# YOUR OBJECTIVE
Wherever the word "TEMP" appears in a line, extract that line.

----------------------------------------

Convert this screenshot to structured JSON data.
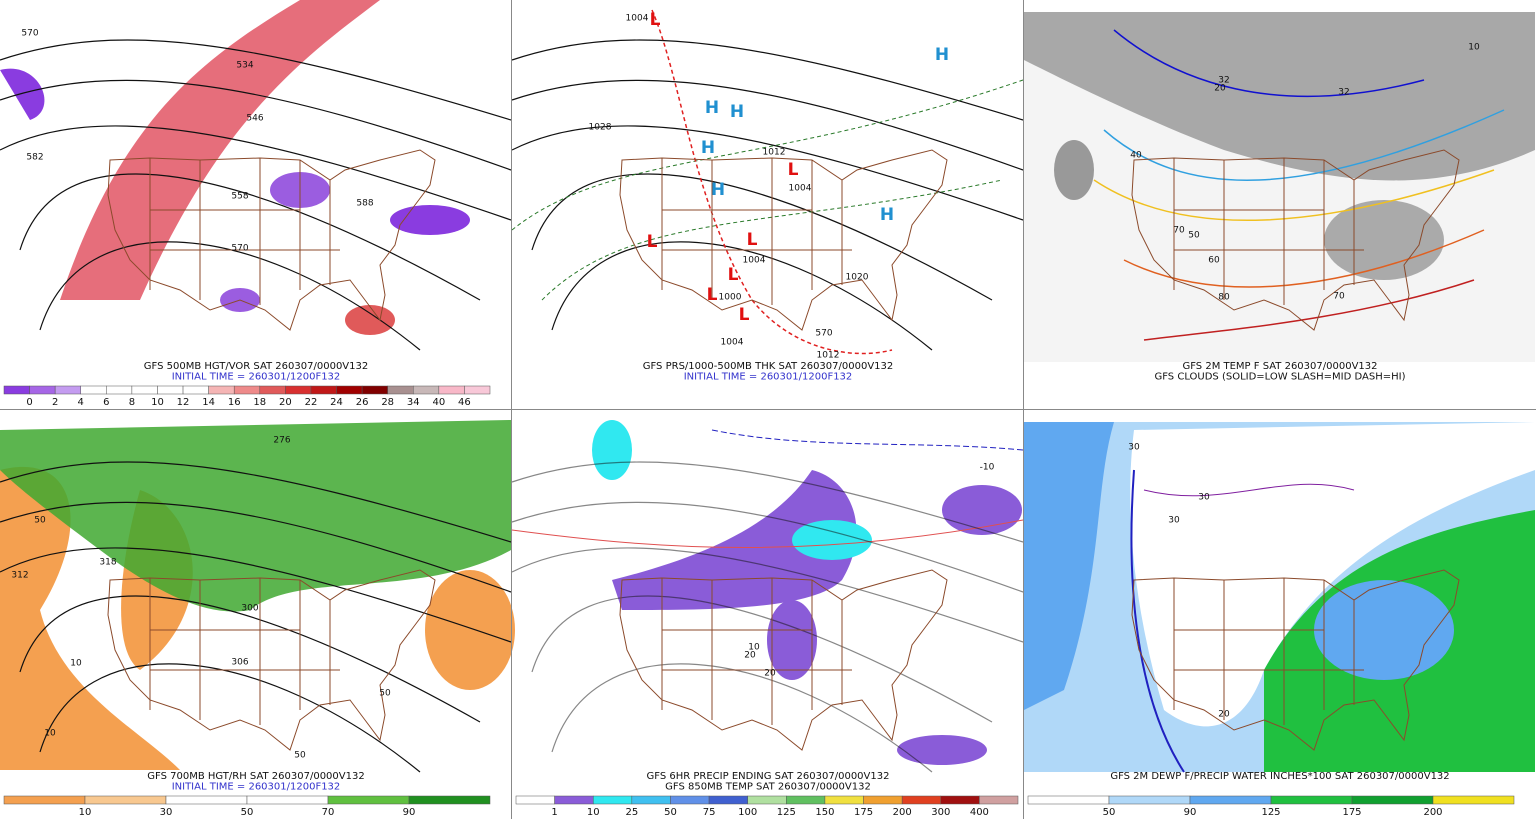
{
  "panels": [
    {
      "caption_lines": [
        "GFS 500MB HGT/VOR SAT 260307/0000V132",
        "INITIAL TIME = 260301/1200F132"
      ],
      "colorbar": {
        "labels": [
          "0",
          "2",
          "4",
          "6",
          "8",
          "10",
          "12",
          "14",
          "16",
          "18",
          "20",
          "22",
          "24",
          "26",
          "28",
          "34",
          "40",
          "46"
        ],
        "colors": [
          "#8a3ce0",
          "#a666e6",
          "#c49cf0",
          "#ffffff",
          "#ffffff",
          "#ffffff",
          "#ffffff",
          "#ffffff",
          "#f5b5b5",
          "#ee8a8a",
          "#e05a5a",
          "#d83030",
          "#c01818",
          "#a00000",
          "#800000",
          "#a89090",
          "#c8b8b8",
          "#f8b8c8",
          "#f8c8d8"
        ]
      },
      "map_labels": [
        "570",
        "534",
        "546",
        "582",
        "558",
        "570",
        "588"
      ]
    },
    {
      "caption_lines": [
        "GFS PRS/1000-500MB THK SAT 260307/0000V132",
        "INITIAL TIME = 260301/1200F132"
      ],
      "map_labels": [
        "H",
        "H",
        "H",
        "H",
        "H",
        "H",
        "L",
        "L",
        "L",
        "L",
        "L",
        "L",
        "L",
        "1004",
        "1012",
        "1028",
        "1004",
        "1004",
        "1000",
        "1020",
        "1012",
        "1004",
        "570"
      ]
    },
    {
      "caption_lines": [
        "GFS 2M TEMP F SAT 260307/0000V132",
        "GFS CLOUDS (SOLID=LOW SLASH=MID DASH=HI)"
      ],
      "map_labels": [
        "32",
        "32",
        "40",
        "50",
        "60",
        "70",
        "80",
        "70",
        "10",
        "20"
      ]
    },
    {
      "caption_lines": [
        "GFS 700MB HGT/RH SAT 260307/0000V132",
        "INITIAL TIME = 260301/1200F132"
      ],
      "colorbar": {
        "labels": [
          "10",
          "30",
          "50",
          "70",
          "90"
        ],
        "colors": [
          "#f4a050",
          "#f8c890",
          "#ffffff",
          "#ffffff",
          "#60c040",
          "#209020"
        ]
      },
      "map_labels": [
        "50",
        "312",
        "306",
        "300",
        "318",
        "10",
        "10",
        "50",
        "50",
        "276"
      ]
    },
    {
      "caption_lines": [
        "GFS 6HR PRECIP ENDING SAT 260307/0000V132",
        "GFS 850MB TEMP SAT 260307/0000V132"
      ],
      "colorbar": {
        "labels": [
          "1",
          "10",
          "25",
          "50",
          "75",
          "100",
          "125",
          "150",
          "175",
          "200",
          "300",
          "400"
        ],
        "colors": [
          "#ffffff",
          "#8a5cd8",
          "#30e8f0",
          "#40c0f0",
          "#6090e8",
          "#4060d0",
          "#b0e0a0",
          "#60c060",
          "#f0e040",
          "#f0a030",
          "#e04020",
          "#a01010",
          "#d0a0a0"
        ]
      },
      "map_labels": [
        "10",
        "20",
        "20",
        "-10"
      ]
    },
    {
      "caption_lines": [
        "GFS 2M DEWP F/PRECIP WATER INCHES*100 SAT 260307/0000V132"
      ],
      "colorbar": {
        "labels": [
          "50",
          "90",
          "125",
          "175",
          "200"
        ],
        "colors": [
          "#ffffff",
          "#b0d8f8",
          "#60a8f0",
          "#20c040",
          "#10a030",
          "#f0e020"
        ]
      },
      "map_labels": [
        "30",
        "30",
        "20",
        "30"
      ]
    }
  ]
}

----------------------------------------

# PROBLEM SOLUTION
        "GFS 2M TEMP F SAT 260307/0000V132",
        "GFS 850MB TEMP SAT 260307/0000V132"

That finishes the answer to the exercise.